§ **SHORT EXERCISE**
The records that follow must be repeated verbatim, every one of them.

§ **SUPPLIED RECORDS**
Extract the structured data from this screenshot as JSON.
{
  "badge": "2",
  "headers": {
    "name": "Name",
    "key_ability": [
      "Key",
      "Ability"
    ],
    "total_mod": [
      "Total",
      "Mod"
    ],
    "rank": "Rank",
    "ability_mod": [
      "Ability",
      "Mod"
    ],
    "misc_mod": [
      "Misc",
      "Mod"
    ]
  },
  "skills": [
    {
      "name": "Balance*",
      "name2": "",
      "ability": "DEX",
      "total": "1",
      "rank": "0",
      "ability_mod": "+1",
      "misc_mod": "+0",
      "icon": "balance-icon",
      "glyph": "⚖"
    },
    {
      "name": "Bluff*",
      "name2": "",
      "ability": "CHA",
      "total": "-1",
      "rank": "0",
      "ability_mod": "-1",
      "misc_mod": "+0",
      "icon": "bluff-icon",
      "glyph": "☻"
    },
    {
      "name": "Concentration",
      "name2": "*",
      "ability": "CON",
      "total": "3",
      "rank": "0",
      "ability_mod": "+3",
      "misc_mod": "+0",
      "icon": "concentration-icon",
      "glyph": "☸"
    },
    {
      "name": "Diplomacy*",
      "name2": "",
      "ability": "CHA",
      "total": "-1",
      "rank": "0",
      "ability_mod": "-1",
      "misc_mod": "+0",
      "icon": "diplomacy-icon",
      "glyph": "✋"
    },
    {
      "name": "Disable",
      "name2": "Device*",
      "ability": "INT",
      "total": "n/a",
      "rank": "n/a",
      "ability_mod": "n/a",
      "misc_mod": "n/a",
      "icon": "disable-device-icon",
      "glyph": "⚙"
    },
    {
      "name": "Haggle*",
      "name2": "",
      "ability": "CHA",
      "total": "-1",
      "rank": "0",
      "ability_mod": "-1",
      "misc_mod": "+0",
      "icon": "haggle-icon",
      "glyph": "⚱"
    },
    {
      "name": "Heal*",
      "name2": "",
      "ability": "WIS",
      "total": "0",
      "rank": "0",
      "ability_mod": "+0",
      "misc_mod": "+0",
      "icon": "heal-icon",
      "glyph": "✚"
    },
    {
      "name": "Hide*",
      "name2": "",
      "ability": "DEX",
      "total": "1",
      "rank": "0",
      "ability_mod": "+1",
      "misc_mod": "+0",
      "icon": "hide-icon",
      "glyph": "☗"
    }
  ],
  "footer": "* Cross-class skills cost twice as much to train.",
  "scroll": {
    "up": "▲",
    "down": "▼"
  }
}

§ **SOLUTION TO THIS PROBLEM**
Extract the structured data from this screenshot as JSON.
{
  "badge": "2",
  "headers": {
    "name": "Name",
    "key_ability": [
      "Key",
      "Ability"
    ],
    "total_mod": [
      "Total",
      "Mod"
    ],
    "rank": "Rank",
    "ability_mod": [
      "Ability",
      "Mod"
    ],
    "misc_mod": [
      "Misc",
      "Mod"
    ]
  },
  "skills": [
    {
      "name": "Balance*",
      "name2": "",
      "ability": "DEX",
      "total": "1",
      "rank": "0",
      "ability_mod": "+1",
      "misc_mod": "+0",
      "icon": "balance-icon",
      "glyph": "⚖"
    },
    {
      "name": "Bluff*",
      "name2": "",
      "ability": "CHA",
      "total": "-1",
      "rank": "0",
      "ability_mod": "-1",
      "misc_mod": "+0",
      "icon": "bluff-icon",
      "glyph": "☻"
    },
    {
      "name": "Concentration",
      "name2": "*",
      "ability": "CON",
      "total": "3",
      "rank": "0",
      "ability_mod": "+3",
      "misc_mod": "+0",
      "icon": "concentration-icon",
      "glyph": "☸"
    },
    {
      "name": "Diplomacy*",
      "name2": "",
      "ability": "CHA",
      "total": "-1",
      "rank": "0",
      "ability_mod": "-1",
      "misc_mod": "+0",
      "icon": "diplomacy-icon",
      "glyph": "✋"
    },
    {
      "name": "Disable",
      "name2": "Device*",
      "ability": "INT",
      "total": "n/a",
      "rank": "n/a",
      "ability_mod": "n/a",
      "misc_mod": "n/a",
      "icon": "disable-device-icon",
      "glyph": "⚙"
    },
    {
      "name": "Haggle*",
      "name2": "",
      "ability": "CHA",
      "total": "-1",
      "rank": "0",
      "ability_mod": "-1",
      "misc_mod": "+0",
      "icon": "haggle-icon",
      "glyph": "⚱"
    },
    {
      "name": "Heal*",
      "name2": "",
      "ability": "WIS",
      "total": "0",
      "rank": "0",
      "ability_mod": "+0",
      "misc_mod": "+0",
      "icon": "heal-icon",
      "glyph": "✚"
    },
    {
      "name": "Hide*",
      "name2": "",
      "ability": "DEX",
      "total": "1",
      "rank": "0",
      "ability_mod": "+1",
      "misc_mod": "+0",
      "icon": "hide-icon",
      "glyph": "☗"
    }
  ],
  "footer": "* Cross-class skills cost twice as much to train.",
  "scroll": {
    "up": "▲",
    "down": "▼"
  }
}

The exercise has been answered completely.